━━ EXERCISE MATERIALS ━━
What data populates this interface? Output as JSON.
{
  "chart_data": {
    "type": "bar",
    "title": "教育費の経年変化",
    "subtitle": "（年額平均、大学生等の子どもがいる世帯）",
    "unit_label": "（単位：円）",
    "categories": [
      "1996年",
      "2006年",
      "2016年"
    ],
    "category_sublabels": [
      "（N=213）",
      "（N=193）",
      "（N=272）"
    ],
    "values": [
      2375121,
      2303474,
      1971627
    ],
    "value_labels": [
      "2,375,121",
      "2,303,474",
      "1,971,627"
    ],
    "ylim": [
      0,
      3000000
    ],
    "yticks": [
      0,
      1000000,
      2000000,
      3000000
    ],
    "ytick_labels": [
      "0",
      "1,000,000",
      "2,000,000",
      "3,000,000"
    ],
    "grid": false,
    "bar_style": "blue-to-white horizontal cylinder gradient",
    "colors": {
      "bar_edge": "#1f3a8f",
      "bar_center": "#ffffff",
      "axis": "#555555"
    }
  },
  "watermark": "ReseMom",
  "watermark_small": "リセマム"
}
━━━
**THE TASK:** Retype the entries one by one, exactly.

**SOLUTION:**
What data populates this interface? Output as JSON.
{
  "chart_data": {
    "type": "bar",
    "title": "教育費の経年変化",
    "subtitle": "（年額平均、大学生等の子どもがいる世帯）",
    "unit_label": "（単位：円）",
    "categories": [
      "1996年",
      "2006年",
      "2016年"
    ],
    "category_sublabels": [
      "（N=213）",
      "（N=193）",
      "（N=272）"
    ],
    "values": [
      2375121,
      2303474,
      1971627
    ],
    "value_labels": [
      "2,375,121",
      "2,303,474",
      "1,971,627"
    ],
    "ylim": [
      0,
      3000000
    ],
    "yticks": [
      0,
      1000000,
      2000000,
      3000000
    ],
    "ytick_labels": [
      "0",
      "1,000,000",
      "2,000,000",
      "3,000,000"
    ],
    "grid": false,
    "bar_style": "blue-to-white horizontal cylinder gradient",
    "colors": {
      "bar_edge": "#1f3a8f",
      "bar_center": "#ffffff",
      "axis": "#555555"
    }
  },
  "watermark": "ReseMom",
  "watermark_small": "リセマム"
}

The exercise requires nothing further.